STATED TASK: Filter the entries below, keeping every line that has the word "انظر".

TASK DATA:
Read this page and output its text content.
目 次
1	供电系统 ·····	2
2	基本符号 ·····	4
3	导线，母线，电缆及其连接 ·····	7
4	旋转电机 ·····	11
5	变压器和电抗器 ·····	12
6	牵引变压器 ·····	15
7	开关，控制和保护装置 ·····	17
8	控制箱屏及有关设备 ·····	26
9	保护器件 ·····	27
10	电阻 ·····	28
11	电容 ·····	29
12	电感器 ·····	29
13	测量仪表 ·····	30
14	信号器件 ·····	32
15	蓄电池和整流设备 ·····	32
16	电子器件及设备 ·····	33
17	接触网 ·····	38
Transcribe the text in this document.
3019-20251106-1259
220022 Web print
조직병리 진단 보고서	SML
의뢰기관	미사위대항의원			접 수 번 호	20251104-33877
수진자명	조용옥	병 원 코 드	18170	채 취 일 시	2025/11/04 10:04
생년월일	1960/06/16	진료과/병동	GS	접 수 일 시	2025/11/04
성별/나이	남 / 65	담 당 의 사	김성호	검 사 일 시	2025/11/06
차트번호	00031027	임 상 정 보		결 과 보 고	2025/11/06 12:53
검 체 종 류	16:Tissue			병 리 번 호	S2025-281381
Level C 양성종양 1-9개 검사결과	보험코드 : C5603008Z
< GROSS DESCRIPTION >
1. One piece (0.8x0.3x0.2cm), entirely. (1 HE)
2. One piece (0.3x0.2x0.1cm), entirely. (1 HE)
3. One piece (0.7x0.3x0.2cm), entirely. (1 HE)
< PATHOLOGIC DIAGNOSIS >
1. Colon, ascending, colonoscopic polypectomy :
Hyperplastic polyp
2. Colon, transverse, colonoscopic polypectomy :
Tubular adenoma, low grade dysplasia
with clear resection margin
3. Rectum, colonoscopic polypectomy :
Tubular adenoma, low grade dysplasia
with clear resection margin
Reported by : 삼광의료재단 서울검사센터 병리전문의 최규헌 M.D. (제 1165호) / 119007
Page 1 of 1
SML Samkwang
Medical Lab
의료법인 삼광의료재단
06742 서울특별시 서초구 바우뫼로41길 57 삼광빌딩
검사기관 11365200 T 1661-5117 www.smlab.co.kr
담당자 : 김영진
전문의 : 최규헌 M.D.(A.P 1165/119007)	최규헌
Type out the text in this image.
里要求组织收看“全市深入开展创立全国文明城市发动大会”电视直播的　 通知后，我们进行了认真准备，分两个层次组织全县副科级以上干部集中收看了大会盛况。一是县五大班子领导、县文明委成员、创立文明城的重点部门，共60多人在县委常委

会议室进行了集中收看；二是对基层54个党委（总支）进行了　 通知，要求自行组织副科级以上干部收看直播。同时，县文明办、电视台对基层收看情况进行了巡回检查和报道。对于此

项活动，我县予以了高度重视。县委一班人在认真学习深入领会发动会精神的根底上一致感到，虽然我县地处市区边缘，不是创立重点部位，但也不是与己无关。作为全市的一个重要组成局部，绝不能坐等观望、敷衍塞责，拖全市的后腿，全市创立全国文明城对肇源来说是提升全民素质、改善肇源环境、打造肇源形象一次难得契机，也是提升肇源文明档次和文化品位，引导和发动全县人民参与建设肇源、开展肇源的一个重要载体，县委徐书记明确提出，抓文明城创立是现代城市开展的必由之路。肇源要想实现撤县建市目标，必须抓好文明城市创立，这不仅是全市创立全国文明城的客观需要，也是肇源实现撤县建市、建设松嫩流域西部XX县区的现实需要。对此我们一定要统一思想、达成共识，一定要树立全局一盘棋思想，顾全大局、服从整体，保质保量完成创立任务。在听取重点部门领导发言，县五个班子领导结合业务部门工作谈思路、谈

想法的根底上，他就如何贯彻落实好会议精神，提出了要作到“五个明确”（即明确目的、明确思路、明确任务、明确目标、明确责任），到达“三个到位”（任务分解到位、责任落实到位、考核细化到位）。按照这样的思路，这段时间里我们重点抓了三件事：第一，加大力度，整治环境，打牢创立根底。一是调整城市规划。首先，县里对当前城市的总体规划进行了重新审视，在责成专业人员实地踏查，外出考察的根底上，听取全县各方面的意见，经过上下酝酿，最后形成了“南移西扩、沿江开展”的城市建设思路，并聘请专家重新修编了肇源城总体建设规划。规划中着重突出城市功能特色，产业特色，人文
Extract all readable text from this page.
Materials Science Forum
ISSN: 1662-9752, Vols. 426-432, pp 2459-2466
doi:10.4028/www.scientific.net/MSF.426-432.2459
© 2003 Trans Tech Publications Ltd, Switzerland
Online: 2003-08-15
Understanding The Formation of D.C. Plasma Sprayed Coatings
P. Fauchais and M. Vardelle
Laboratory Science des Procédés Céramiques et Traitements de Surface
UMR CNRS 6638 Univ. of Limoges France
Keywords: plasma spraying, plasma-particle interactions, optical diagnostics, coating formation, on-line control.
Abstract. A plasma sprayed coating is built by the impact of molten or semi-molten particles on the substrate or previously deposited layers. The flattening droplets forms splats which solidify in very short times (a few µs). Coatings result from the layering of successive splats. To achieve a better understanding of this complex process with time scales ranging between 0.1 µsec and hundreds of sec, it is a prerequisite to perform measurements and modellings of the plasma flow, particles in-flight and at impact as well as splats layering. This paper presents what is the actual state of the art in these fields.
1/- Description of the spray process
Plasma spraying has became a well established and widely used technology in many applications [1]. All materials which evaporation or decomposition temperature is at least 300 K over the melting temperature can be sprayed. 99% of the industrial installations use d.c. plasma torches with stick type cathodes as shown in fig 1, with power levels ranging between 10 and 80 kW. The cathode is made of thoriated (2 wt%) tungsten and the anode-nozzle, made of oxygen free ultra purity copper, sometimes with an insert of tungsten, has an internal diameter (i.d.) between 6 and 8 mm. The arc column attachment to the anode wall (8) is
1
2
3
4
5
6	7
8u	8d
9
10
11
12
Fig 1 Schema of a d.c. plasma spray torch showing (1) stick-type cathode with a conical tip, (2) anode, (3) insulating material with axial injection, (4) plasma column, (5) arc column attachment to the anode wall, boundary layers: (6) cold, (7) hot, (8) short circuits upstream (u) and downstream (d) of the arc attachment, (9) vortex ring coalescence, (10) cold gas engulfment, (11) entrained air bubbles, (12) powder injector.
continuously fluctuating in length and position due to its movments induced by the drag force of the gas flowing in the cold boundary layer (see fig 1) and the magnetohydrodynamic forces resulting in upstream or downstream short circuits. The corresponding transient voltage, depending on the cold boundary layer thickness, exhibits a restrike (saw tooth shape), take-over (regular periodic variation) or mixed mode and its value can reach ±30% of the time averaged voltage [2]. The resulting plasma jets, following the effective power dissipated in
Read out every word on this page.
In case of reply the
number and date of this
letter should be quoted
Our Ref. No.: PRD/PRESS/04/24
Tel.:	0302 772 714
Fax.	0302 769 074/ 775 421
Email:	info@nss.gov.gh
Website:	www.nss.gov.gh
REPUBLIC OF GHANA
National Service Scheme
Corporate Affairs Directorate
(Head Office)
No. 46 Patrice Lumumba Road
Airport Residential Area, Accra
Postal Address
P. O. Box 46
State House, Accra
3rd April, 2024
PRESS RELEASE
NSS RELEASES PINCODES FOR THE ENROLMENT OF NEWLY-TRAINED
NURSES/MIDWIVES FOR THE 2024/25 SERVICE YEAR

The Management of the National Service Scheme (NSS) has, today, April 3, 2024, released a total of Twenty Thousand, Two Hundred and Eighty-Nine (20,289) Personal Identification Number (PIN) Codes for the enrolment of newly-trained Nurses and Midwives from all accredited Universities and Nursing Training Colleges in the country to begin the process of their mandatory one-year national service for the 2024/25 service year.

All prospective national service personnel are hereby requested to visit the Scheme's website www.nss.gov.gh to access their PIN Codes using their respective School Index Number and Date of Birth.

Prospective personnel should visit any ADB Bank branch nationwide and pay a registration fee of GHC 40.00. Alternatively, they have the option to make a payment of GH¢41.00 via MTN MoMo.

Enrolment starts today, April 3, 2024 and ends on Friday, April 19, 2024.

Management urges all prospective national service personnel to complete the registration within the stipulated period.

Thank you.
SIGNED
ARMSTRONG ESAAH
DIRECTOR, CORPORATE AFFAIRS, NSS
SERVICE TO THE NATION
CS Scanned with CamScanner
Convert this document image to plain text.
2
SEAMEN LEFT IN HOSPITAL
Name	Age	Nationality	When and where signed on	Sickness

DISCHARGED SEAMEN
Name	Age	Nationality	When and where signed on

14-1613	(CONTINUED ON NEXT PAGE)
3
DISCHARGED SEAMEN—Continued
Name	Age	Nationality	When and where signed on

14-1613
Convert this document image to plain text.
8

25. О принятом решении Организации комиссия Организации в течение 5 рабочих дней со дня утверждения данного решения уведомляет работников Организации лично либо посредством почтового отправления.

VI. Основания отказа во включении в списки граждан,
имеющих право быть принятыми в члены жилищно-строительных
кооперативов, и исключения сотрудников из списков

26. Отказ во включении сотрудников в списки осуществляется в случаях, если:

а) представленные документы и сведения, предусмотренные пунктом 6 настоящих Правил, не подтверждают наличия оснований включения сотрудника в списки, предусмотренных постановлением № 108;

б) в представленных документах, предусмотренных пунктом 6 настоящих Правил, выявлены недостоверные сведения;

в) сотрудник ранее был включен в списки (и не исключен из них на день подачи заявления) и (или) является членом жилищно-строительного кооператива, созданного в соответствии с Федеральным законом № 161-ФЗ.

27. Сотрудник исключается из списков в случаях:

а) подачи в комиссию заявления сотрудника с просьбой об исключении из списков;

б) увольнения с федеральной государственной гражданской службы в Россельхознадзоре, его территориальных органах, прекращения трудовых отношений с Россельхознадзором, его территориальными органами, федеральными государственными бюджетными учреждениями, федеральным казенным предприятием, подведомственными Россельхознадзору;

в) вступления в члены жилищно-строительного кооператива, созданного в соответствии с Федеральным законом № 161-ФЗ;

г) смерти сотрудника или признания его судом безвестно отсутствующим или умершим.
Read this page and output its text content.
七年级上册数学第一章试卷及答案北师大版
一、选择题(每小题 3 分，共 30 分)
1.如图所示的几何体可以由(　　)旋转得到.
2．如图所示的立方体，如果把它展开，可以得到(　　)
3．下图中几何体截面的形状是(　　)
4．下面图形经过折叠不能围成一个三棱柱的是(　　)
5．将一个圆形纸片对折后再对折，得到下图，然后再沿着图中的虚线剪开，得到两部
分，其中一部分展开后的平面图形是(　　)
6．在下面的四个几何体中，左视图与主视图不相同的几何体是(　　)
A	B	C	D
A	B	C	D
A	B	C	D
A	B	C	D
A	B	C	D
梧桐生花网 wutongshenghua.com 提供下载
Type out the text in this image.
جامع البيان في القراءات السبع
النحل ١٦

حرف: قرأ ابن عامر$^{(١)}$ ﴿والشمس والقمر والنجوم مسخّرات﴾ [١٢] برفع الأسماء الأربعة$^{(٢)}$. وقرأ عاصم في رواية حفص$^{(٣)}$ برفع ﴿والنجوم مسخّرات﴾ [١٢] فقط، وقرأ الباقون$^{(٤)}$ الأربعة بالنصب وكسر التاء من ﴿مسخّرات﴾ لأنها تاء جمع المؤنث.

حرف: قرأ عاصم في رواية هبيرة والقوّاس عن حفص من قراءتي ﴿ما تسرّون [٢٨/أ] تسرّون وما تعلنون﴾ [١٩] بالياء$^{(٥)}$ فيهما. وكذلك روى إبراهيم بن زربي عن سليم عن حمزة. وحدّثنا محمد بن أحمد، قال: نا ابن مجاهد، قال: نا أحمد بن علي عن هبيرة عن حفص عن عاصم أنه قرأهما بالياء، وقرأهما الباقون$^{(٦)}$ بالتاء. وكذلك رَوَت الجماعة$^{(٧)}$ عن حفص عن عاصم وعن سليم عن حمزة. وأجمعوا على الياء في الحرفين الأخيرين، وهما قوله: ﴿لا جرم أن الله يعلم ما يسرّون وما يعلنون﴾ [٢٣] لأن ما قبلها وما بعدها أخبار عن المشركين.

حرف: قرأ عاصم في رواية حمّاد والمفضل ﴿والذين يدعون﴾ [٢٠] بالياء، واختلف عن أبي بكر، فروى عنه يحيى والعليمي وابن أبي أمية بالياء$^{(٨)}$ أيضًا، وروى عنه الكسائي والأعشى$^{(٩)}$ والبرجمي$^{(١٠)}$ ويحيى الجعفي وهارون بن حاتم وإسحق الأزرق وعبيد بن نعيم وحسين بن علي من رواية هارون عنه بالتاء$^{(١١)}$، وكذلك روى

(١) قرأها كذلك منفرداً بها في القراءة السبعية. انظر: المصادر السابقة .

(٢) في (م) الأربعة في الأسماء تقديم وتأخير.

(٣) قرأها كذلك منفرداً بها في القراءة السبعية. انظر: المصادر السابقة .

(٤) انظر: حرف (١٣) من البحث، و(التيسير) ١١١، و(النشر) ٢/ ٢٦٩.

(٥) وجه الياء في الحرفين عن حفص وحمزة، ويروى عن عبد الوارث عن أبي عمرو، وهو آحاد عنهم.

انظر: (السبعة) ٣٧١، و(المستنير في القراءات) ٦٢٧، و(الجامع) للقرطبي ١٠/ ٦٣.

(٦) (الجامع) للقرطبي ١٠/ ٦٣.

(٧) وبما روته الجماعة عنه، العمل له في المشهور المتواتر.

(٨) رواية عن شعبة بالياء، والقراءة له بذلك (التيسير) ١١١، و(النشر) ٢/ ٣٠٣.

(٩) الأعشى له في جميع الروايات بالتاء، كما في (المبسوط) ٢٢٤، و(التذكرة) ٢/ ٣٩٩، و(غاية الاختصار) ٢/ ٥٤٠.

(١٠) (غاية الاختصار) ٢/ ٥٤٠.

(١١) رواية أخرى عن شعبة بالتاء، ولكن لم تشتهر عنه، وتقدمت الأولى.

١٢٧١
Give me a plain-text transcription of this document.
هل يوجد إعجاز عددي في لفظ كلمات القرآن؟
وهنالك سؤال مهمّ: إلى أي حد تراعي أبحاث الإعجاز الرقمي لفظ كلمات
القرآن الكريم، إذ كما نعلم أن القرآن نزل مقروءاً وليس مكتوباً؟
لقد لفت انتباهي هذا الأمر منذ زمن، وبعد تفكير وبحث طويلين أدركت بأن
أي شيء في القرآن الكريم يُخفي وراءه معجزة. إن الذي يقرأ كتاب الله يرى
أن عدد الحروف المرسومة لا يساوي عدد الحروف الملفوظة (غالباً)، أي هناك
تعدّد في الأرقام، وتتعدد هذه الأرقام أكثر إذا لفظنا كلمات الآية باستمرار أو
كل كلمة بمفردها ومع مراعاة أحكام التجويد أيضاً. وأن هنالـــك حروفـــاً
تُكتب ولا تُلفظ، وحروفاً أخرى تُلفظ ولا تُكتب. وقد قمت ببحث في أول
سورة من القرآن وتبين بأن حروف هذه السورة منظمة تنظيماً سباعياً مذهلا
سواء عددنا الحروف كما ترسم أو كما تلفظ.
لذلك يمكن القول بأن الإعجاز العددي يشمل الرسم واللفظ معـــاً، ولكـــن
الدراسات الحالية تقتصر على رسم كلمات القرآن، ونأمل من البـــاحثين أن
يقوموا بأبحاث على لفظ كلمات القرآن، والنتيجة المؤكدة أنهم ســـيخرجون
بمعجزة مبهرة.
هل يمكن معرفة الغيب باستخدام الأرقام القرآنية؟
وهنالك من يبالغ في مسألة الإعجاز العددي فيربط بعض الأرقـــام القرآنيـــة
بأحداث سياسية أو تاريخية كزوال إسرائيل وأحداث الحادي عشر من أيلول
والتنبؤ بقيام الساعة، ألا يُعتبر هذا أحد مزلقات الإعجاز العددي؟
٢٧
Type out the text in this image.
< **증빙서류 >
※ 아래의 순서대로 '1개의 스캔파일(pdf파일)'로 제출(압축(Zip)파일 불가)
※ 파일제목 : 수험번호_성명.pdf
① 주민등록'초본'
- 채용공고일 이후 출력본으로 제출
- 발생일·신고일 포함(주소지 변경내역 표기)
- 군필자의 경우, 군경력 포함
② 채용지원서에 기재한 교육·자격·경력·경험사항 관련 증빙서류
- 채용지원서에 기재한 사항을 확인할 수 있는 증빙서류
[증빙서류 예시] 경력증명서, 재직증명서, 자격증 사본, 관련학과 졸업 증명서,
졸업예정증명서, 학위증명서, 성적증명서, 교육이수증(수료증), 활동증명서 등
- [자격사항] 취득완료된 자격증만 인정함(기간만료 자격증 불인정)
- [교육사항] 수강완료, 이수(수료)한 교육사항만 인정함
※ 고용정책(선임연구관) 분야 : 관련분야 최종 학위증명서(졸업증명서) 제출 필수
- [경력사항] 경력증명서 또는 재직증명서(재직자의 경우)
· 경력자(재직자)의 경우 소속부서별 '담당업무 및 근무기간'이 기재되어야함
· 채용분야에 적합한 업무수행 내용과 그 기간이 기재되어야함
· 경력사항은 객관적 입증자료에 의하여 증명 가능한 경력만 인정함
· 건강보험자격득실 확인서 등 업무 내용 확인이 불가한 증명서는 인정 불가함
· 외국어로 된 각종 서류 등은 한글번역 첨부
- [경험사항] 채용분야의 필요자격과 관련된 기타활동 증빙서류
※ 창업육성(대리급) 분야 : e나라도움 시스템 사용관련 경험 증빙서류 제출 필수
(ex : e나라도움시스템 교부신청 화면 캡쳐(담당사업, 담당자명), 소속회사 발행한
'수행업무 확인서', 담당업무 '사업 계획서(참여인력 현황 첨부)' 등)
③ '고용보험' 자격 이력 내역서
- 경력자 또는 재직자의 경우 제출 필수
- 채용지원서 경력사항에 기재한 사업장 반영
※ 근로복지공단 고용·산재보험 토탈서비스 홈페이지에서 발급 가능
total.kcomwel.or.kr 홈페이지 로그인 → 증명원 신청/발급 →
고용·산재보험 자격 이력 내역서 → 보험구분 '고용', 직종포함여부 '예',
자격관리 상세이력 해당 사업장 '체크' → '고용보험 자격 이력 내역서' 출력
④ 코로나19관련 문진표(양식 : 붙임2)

SOLVED EXERCISE:
(١) قرأها كذلك منفرداً بها في القراءة السبعية. انظر: المصادر السابقة .
(٣) قرأها كذلك منفرداً بها في القراءة السبعية. انظر: المصادر السابقة .
(٤) انظر: حرف (١٣) من البحث، و(التيسير) ١١١، و(النشر) ٢/ ٢٦٩.
انظر: (السبعة) ٣٧١، و(المستنير في القراءات) ٦٢٧، و(الجامع) للقرطبي ١٠/ ٦٣.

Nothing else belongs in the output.